[start]

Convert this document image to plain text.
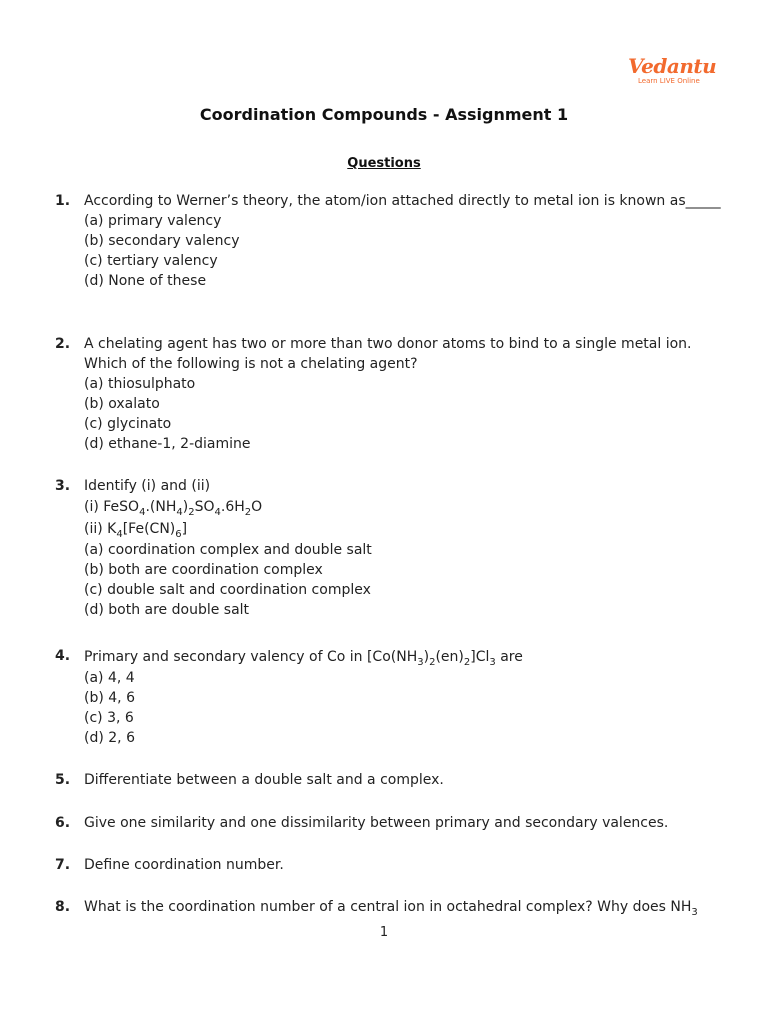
Vedantu
Learn LIVE Online
Coordination Compounds - Assignment 1
Questions
1. According to Werner’s theory, the atom/ion attached directly to metal ion is known as_____
(a) primary valency
(b) secondary valency
(c) tertiary valency
(d) None of these
2. A chelating agent has two or more than two donor atoms to bind to a single metal ion. Which of the following is not a chelating agent?
(a) thiosulphato
(b) oxalato
(c) glycinato
(d) ethane-1, 2-diamine
3. Identify (i) and (ii)
(i) $FeSO_4.(NH_4)_2SO_4.6H_2O$
(ii) $K_4[Fe(CN)_6]$
(a) coordination complex and double salt
(b) both are coordination complex
(c) double salt and coordination complex
(d) both are double salt
4. Primary and secondary valency of Co in $[Co(NH_3)_2(en)_2]Cl_3$ are
(a) 4, 4
(b) 4, 6
(c) 3, 6
(d) 2, 6
5. Differentiate between a double salt and a complex.
6. Give one similarity and one dissimilarity between primary and secondary valences.
7. Define coordination number.
8. What is the coordination number of a central ion in octahedral complex? Why does $NH_3$
1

[end]

> EXERCISE BRIEF: Scan the records above for the string "number", then report every line that contains it.

> EXPECTED ANSWER:
7. Define coordination number.
8. What is the coordination number of a central ion in octahedral complex? Why does $NH_3$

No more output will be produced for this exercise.